Short exercise: Extract each line containing the string "nghiệm".

Given records:
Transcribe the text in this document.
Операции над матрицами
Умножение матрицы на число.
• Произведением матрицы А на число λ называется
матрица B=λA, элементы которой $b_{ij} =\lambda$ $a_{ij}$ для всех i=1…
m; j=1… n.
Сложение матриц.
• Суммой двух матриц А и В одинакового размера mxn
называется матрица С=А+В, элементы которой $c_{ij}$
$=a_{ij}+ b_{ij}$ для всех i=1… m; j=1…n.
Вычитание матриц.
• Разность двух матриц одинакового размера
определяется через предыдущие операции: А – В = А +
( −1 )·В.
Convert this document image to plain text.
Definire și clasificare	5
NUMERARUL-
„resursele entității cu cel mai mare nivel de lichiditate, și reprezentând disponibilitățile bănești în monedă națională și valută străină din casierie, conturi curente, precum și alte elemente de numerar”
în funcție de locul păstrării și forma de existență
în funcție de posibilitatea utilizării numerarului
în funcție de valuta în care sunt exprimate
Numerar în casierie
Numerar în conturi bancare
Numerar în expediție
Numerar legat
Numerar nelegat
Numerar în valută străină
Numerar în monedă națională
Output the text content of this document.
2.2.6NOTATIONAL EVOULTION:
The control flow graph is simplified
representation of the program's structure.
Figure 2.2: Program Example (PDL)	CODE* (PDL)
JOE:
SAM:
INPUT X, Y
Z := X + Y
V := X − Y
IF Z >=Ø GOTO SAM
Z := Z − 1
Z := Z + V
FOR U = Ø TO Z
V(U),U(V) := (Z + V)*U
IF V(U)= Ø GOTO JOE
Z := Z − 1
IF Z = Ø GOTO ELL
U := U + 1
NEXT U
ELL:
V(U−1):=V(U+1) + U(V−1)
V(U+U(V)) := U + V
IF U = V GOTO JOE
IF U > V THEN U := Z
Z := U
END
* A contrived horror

---

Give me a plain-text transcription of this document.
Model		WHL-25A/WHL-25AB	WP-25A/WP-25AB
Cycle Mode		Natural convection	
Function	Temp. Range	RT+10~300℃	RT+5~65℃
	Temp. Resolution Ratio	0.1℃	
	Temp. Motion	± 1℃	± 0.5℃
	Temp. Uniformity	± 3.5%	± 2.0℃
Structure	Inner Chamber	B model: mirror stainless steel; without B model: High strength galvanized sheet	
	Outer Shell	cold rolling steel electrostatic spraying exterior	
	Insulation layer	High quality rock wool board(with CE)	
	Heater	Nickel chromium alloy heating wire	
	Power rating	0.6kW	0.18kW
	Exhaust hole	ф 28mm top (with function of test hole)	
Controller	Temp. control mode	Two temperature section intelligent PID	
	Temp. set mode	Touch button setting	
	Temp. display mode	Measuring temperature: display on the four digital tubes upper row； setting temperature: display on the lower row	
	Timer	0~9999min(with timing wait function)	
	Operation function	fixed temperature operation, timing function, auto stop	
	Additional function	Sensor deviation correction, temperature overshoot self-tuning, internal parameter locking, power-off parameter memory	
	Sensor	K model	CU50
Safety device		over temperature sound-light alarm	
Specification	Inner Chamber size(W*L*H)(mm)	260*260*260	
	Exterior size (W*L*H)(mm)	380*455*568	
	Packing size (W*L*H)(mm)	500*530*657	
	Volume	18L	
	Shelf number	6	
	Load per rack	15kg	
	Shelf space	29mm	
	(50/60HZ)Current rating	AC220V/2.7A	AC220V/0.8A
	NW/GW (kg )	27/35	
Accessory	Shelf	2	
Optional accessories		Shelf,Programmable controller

* * *

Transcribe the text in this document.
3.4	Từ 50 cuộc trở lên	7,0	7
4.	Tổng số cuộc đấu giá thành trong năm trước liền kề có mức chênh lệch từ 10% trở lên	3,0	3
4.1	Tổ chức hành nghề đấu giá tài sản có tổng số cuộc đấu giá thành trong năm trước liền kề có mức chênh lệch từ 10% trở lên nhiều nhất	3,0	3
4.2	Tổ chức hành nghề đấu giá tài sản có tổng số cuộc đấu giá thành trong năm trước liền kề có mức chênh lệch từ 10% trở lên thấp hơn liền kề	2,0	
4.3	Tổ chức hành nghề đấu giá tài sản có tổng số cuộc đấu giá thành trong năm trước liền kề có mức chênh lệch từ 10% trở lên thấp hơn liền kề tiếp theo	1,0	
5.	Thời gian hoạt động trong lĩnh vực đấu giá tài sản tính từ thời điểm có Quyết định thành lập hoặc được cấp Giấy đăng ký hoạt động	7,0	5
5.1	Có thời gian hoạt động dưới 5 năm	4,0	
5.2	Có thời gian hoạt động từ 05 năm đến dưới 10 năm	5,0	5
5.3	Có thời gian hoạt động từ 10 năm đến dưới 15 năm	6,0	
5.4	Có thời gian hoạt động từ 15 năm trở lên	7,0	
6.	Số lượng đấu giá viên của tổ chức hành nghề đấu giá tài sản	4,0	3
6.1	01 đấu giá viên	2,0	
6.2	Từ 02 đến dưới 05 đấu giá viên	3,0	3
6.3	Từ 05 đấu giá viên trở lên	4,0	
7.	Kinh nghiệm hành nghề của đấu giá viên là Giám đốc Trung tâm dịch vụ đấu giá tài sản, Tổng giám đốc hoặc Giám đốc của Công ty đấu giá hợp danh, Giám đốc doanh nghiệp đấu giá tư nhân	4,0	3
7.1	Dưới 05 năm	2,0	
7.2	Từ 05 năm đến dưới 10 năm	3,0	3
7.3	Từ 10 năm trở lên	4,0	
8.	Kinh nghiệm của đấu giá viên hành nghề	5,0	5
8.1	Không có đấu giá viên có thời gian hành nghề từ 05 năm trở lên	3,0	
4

Solved problem:
7.	Kinh nghiệm hành nghề của đấu giá viên là Giám đốc Trung tâm dịch vụ đấu giá tài sản, Tổng giám đốc hoặc Giám đốc của Công ty đấu giá hợp danh, Giám đốc doanh nghiệp đấu giá tư nhân	4,0	3
8.	Kinh nghiệm của đấu giá viên hành nghề	5,0	5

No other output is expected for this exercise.